======== MATERIAL FOR THIS TASK ========

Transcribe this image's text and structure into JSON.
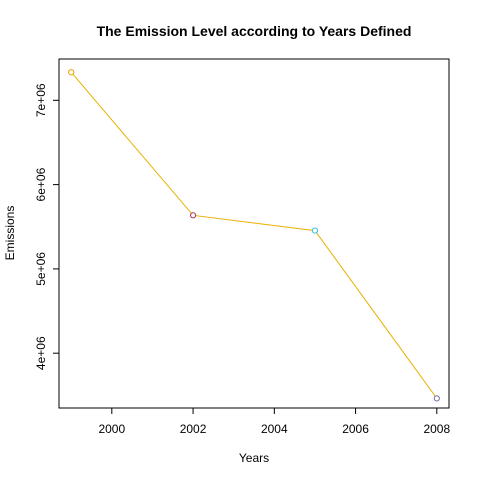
{
  "chart_data": {
    "type": "line",
    "title": "The Emission Level according to Years Defined",
    "xlabel": "Years",
    "ylabel": "Emissions",
    "xlim": [
      1998.7,
      2008.3
    ],
    "ylim": [
      3350000,
      7490000
    ],
    "grid": false,
    "x_ticks": [
      2000,
      2002,
      2004,
      2006,
      2008
    ],
    "x_tick_labels": [
      "2000",
      "2002",
      "2004",
      "2006",
      "2008"
    ],
    "y_ticks": [
      4000000,
      5000000,
      6000000,
      7000000
    ],
    "y_tick_labels": [
      "4e+06",
      "5e+06",
      "6e+06",
      "7e+06"
    ],
    "line_color": "#E8B100",
    "x": [
      1999,
      2002,
      2005,
      2008
    ],
    "y": [
      7332967,
      5635780,
      5454703,
      3464206
    ],
    "point_colors": [
      "#E6A000",
      "#B03050",
      "#33C3E6",
      "#7A6E9E"
    ]
  }
}
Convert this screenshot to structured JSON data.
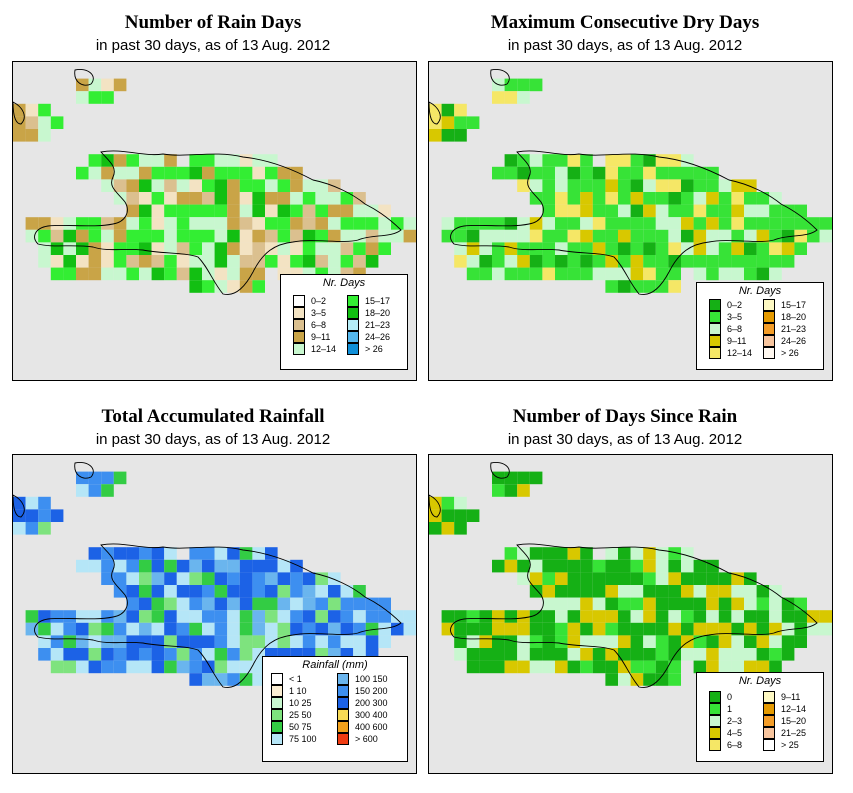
{
  "panels": [
    {
      "title": "Number of Rain Days",
      "subtitle": "in past 30 days, as of  13 Aug. 2012",
      "legend": {
        "title": "Nr. Days",
        "items": [
          {
            "label": "0–2",
            "color": "#ffffff"
          },
          {
            "label": "3–5",
            "color": "#f3e3c3"
          },
          {
            "label": "6–8",
            "color": "#dbc08f"
          },
          {
            "label": "9–11",
            "color": "#c9a447"
          },
          {
            "label": "12–14",
            "color": "#c8f7cf"
          },
          {
            "label": "15–17",
            "color": "#33ee33"
          },
          {
            "label": "18–20",
            "color": "#12bf12"
          },
          {
            "label": "21–23",
            "color": "#b5edf7"
          },
          {
            "label": "24–26",
            "color": "#55b8ee"
          },
          {
            "label": "> 26",
            "color": "#0f8fd8"
          }
        ]
      }
    },
    {
      "title": "Maximum Consecutive Dry Days",
      "subtitle": "in past 30 days, as of  13 Aug. 2012",
      "legend": {
        "title": "Nr. Days",
        "items": [
          {
            "label": "0–2",
            "color": "#15b015"
          },
          {
            "label": "3–5",
            "color": "#37e337"
          },
          {
            "label": "6–8",
            "color": "#c8f7cf"
          },
          {
            "label": "9–11",
            "color": "#d8c800"
          },
          {
            "label": "12–14",
            "color": "#f5e766"
          },
          {
            "label": "15–17",
            "color": "#fdf8c2"
          },
          {
            "label": "18–20",
            "color": "#e59a00"
          },
          {
            "label": "21–23",
            "color": "#f49d28"
          },
          {
            "label": "24–26",
            "color": "#f8c59e"
          },
          {
            "label": "> 26",
            "color": "#fff8f0"
          }
        ]
      }
    },
    {
      "title": "Total Accumulated Rainfall",
      "subtitle": "in past 30 days, as of  13 Aug. 2012",
      "legend": {
        "title": "Rainfall (mm)",
        "items": [
          {
            "label": "< 1",
            "color": "#ffffff"
          },
          {
            "label": "1   10",
            "color": "#fbeed3"
          },
          {
            "label": "10   25",
            "color": "#c8f7cf"
          },
          {
            "label": "25   50",
            "color": "#7ee37e"
          },
          {
            "label": "50   75",
            "color": "#33cc44"
          },
          {
            "label": "75   100",
            "color": "#b5e6f7"
          },
          {
            "label": "100   150",
            "color": "#6ab5ee"
          },
          {
            "label": "150   200",
            "color": "#3d8ff0"
          },
          {
            "label": "200   300",
            "color": "#1c62e6"
          },
          {
            "label": "300   400",
            "color": "#f7da55"
          },
          {
            "label": "400   600",
            "color": "#f3a21c"
          },
          {
            "label": "> 600",
            "color": "#f03c12"
          }
        ]
      }
    },
    {
      "title": "Number of Days Since Rain",
      "subtitle": "in past 30 days, as of  13 Aug. 2012",
      "legend": {
        "title": "Nr. Days",
        "items": [
          {
            "label": "0",
            "color": "#15b015"
          },
          {
            "label": "1",
            "color": "#37e337"
          },
          {
            "label": "2–3",
            "color": "#c8f7cf"
          },
          {
            "label": "4–5",
            "color": "#d8c800"
          },
          {
            "label": "6–8",
            "color": "#f5e766"
          },
          {
            "label": "9–11",
            "color": "#fdf8c2"
          },
          {
            "label": "12–14",
            "color": "#e59a00"
          },
          {
            "label": "15–20",
            "color": "#f49d28"
          },
          {
            "label": "21–25",
            "color": "#f8c59e"
          },
          {
            "label": "> 25",
            "color": "#ffffff"
          }
        ]
      }
    }
  ]
}
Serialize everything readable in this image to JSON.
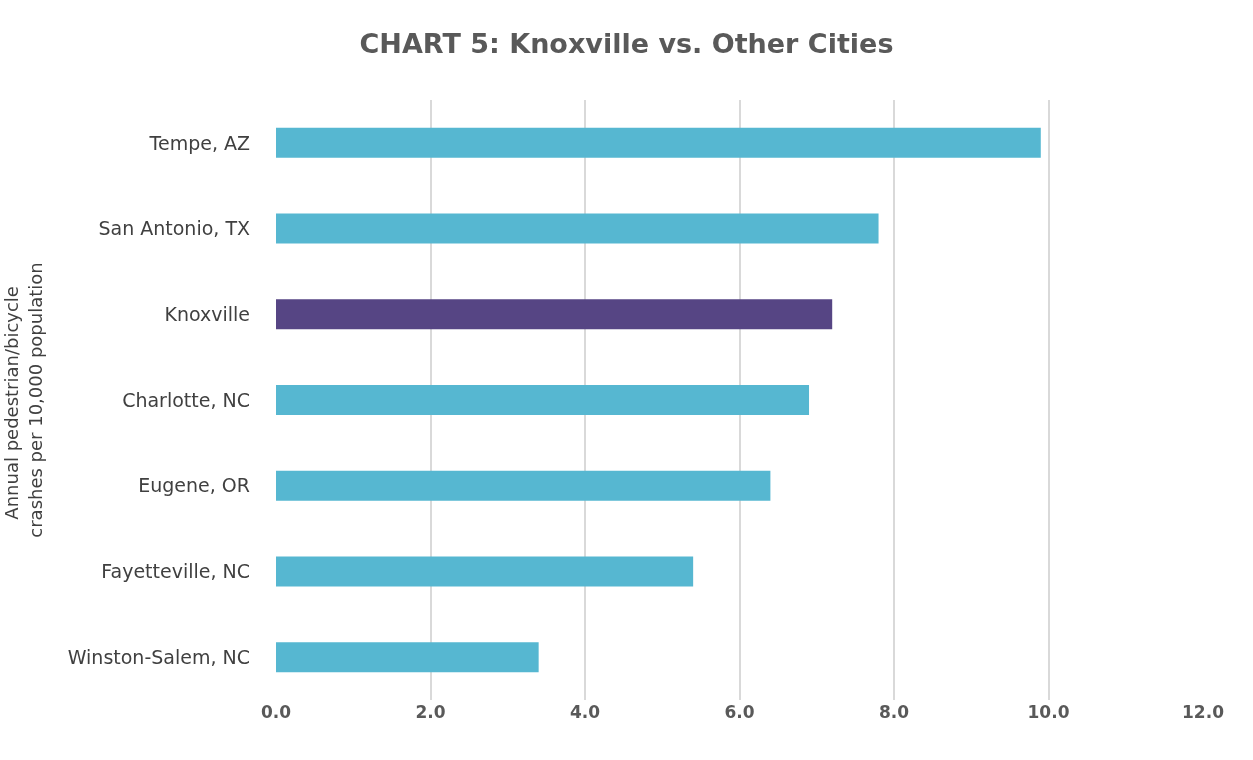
{
  "chart_data": {
    "type": "bar",
    "orientation": "horizontal",
    "title": "CHART 5: Knoxville vs. Other Cities",
    "ylabel": "Annual pedestrian/bicycle crashes per 10,000 population",
    "categories": [
      "Tempe, AZ",
      "San Antonio, TX",
      "Knoxville",
      "Charlotte, NC",
      "Eugene, OR",
      "Fayetteville, NC",
      "Winston-Salem, NC"
    ],
    "values": [
      9.9,
      7.8,
      7.2,
      6.9,
      6.4,
      5.4,
      3.4
    ],
    "colors": [
      "#56b7d1",
      "#56b7d1",
      "#564584",
      "#56b7d1",
      "#56b7d1",
      "#56b7d1",
      "#56b7d1"
    ],
    "xlim": [
      0,
      12
    ],
    "xticks": [
      {
        "value": 0,
        "label": "0.0"
      },
      {
        "value": 2,
        "label": "2.0"
      },
      {
        "value": 4,
        "label": "4.0"
      },
      {
        "value": 6,
        "label": "6.0"
      },
      {
        "value": 8,
        "label": "8.0"
      },
      {
        "value": 10,
        "label": "10.0"
      },
      {
        "value": 12,
        "label": "12.0"
      }
    ],
    "grid": "x"
  }
}
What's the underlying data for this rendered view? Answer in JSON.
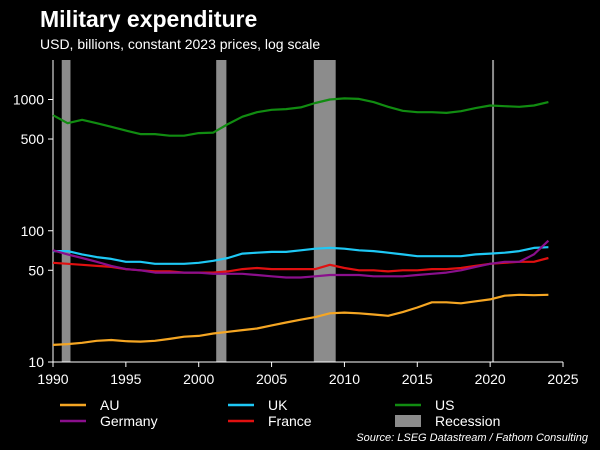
{
  "chart_data": {
    "type": "line",
    "title": "Military expenditure",
    "subtitle": "USD, billions, constant 2023 prices, log scale",
    "source": "Source: LSEG Datastream / Fathom Consulting",
    "y_scale": "log",
    "xlim": [
      1990,
      2025
    ],
    "ylim": [
      10,
      2000
    ],
    "x_ticks": [
      1990,
      1995,
      2000,
      2005,
      2010,
      2015,
      2020,
      2025
    ],
    "y_ticks": [
      10,
      50,
      100,
      500,
      1000
    ],
    "y_tick_labels": [
      "10",
      "50",
      "100",
      "500",
      "1000"
    ],
    "grid": false,
    "vertical_marker_x": 2020.2,
    "recessions": [
      [
        1990.6,
        1991.2
      ],
      [
        2001.2,
        2001.9
      ],
      [
        2007.9,
        2009.4
      ]
    ],
    "legend": {
      "placement": "bottom",
      "entries": [
        {
          "label": "AU",
          "color": "#f5a623",
          "kind": "line"
        },
        {
          "label": "UK",
          "color": "#1ec8f5",
          "kind": "line"
        },
        {
          "label": "US",
          "color": "#118c11",
          "kind": "line"
        },
        {
          "label": "Germany",
          "color": "#8a0f8c",
          "kind": "line"
        },
        {
          "label": "France",
          "color": "#e01010",
          "kind": "line"
        },
        {
          "label": "Recession",
          "color": "#8c8c8c",
          "kind": "box"
        }
      ]
    },
    "series": [
      {
        "name": "US",
        "color": "#118c11",
        "x": [
          1990,
          1991,
          1992,
          1993,
          1994,
          1995,
          1996,
          1997,
          1998,
          1999,
          2000,
          2001,
          2002,
          2003,
          2004,
          2005,
          2006,
          2007,
          2008,
          2009,
          2010,
          2011,
          2012,
          2013,
          2014,
          2015,
          2016,
          2017,
          2018,
          2019,
          2020,
          2021,
          2022,
          2023,
          2024
        ],
        "values": [
          760,
          660,
          700,
          660,
          620,
          580,
          545,
          545,
          530,
          530,
          555,
          560,
          650,
          740,
          800,
          835,
          845,
          870,
          940,
          1000,
          1020,
          1010,
          955,
          880,
          820,
          800,
          800,
          790,
          815,
          860,
          900,
          890,
          880,
          900,
          955
        ]
      },
      {
        "name": "UK",
        "color": "#1ec8f5",
        "x": [
          1990,
          1991,
          1992,
          1993,
          1994,
          1995,
          1996,
          1997,
          1998,
          1999,
          2000,
          2001,
          2002,
          2003,
          2004,
          2005,
          2006,
          2007,
          2008,
          2009,
          2010,
          2011,
          2012,
          2013,
          2014,
          2015,
          2016,
          2017,
          2018,
          2019,
          2020,
          2021,
          2022,
          2023,
          2024
        ],
        "values": [
          70,
          70,
          66,
          63,
          61,
          58,
          58,
          56,
          56,
          56,
          57,
          59,
          62,
          67,
          68,
          69,
          69,
          71,
          73,
          74,
          73,
          71,
          70,
          68,
          66,
          64,
          64,
          64,
          64,
          66,
          67,
          68,
          70,
          74,
          75
        ]
      },
      {
        "name": "France",
        "color": "#e01010",
        "x": [
          1990,
          1991,
          1992,
          1993,
          1994,
          1995,
          1996,
          1997,
          1998,
          1999,
          2000,
          2001,
          2002,
          2003,
          2004,
          2005,
          2006,
          2007,
          2008,
          2009,
          2010,
          2011,
          2012,
          2013,
          2014,
          2015,
          2016,
          2017,
          2018,
          2019,
          2020,
          2021,
          2022,
          2023,
          2024
        ],
        "values": [
          57,
          56,
          55,
          54,
          53,
          51,
          50,
          49,
          49,
          48,
          48,
          48,
          49,
          51,
          52,
          51,
          51,
          51,
          51,
          55,
          52,
          50,
          50,
          49,
          50,
          50,
          51,
          51,
          52,
          54,
          56,
          57,
          58,
          58,
          62
        ]
      },
      {
        "name": "Germany",
        "color": "#8a0f8c",
        "x": [
          1990,
          1991,
          1992,
          1993,
          1994,
          1995,
          1996,
          1997,
          1998,
          1999,
          2000,
          2001,
          2002,
          2003,
          2004,
          2005,
          2006,
          2007,
          2008,
          2009,
          2010,
          2011,
          2012,
          2013,
          2014,
          2015,
          2016,
          2017,
          2018,
          2019,
          2020,
          2021,
          2022,
          2023,
          2024
        ],
        "values": [
          71,
          66,
          62,
          58,
          54,
          51,
          50,
          48,
          48,
          48,
          48,
          47,
          47,
          47,
          46,
          45,
          44,
          44,
          45,
          46,
          46,
          46,
          45,
          45,
          45,
          46,
          47,
          48,
          50,
          53,
          56,
          58,
          58,
          66,
          84
        ]
      },
      {
        "name": "AU",
        "color": "#f5a623",
        "x": [
          1990,
          1991,
          1992,
          1993,
          1994,
          1995,
          1996,
          1997,
          1998,
          1999,
          2000,
          2001,
          2002,
          2003,
          2004,
          2005,
          2006,
          2007,
          2008,
          2009,
          2010,
          2011,
          2012,
          2013,
          2014,
          2015,
          2016,
          2017,
          2018,
          2019,
          2020,
          2021,
          2022,
          2023,
          2024
        ],
        "values": [
          13.5,
          13.7,
          14.0,
          14.5,
          14.7,
          14.4,
          14.3,
          14.5,
          15.0,
          15.6,
          15.8,
          16.5,
          17.0,
          17.5,
          18.0,
          19.0,
          20.0,
          21.0,
          22.0,
          23.5,
          23.8,
          23.5,
          23.0,
          22.5,
          24.0,
          26.0,
          28.5,
          28.5,
          28.0,
          29.0,
          30.0,
          32.0,
          32.5,
          32.3,
          32.5
        ]
      }
    ]
  }
}
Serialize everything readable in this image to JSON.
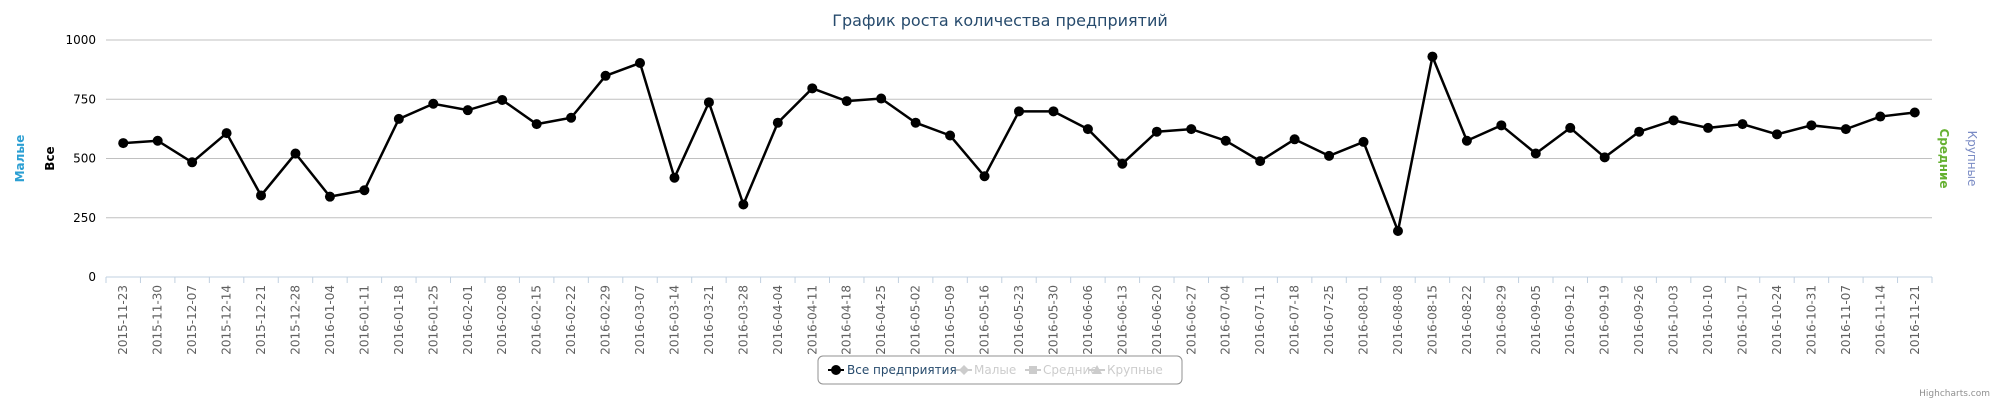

========

(WRITTEN TASK): Look above for every line with the word "Number" and copy it.

(EXERCISE ANSWER):
      "title": "Number of Rain Days",
      "title": "Number of Days Since Rain",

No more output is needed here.